Work required ▸
Here are some records; copy every line that holds the word "this".

Records supplied ▸
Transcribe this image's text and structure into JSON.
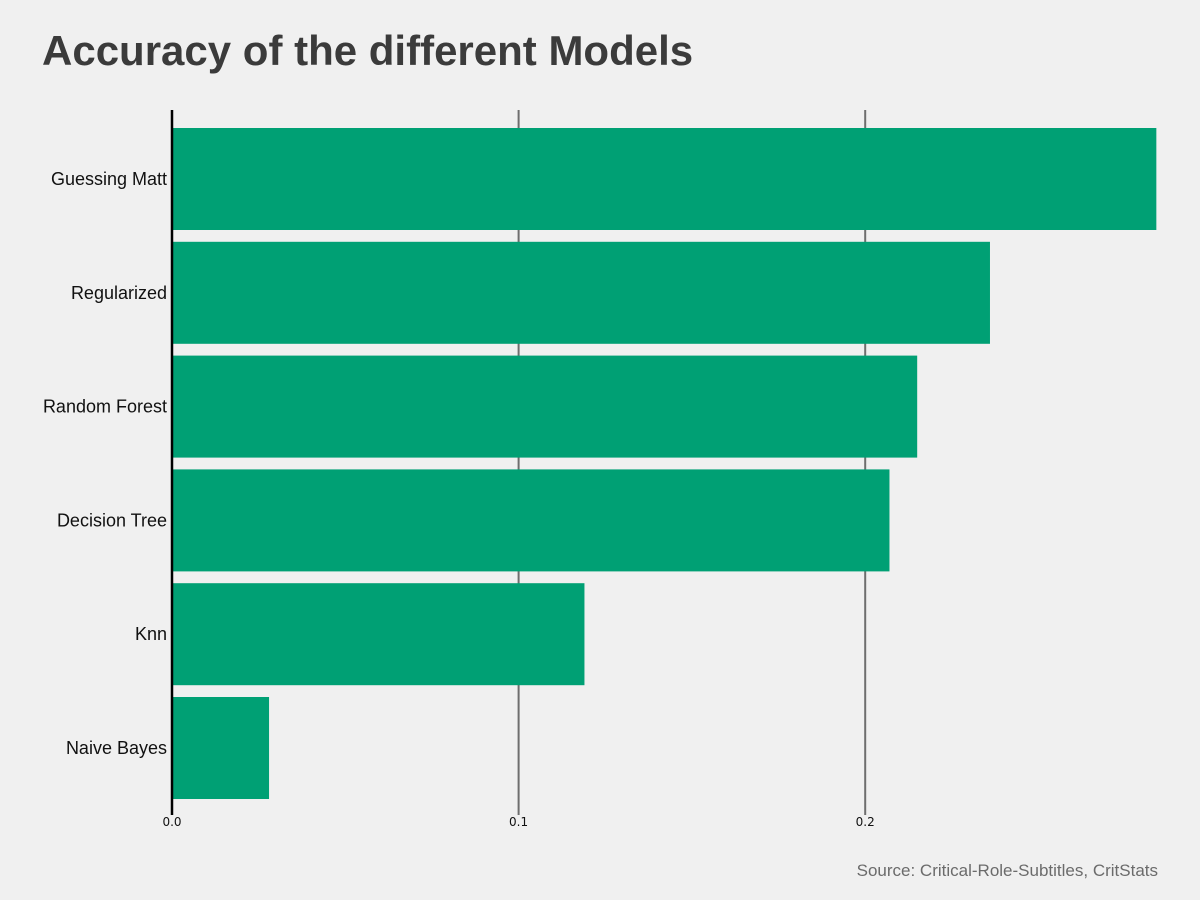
{
  "chart_data": {
    "type": "bar",
    "orientation": "horizontal",
    "title": "Accuracy of the different Models",
    "source": "Source: Critical-Role-Subtitles, CritStats",
    "categories": [
      "Guessing Matt",
      "Regularized",
      "Random Forest",
      "Decision Tree",
      "Knn",
      "Naive Bayes"
    ],
    "values": [
      0.284,
      0.236,
      0.215,
      0.207,
      0.119,
      0.028
    ],
    "xticks": [
      0.0,
      0.1,
      0.2
    ],
    "xtick_labels": [
      "0.0",
      "0.1",
      "0.2"
    ],
    "xlim": [
      0,
      0.285
    ],
    "xlabel": "",
    "ylabel": "",
    "grid": "vertical",
    "legend": "none",
    "bar_color": "#00a074"
  }
}
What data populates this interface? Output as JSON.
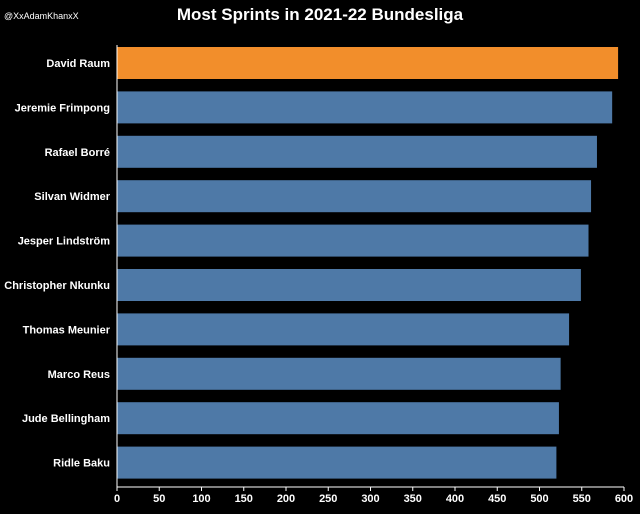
{
  "watermark": "@XxAdamKhanxX",
  "chart_data": {
    "type": "bar",
    "orientation": "horizontal",
    "title": "Most Sprints in 2021-22 Bundesliga",
    "categories": [
      "David Raum",
      "Jeremie Frimpong",
      "Rafael Borré",
      "Silvan Widmer",
      "Jesper Lindström",
      "Christopher Nkunku",
      "Thomas Meunier",
      "Marco Reus",
      "Jude Bellingham",
      "Ridle Baku"
    ],
    "values": [
      593,
      586,
      568,
      561,
      558,
      549,
      535,
      525,
      523,
      520
    ],
    "highlight_index": 0,
    "xlim": [
      0,
      600
    ],
    "xticks": [
      0,
      50,
      100,
      150,
      200,
      250,
      300,
      350,
      400,
      450,
      500,
      550,
      600
    ],
    "grid": false,
    "colors": {
      "background": "#000000",
      "bar": "#4e79a7",
      "highlight": "#f28e2b",
      "text": "#ffffff",
      "axis": "#ffffff"
    }
  }
}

Written reply ▸
Transcribe this image's text and structure into JSON.
What data populates this interface? Output as JSON.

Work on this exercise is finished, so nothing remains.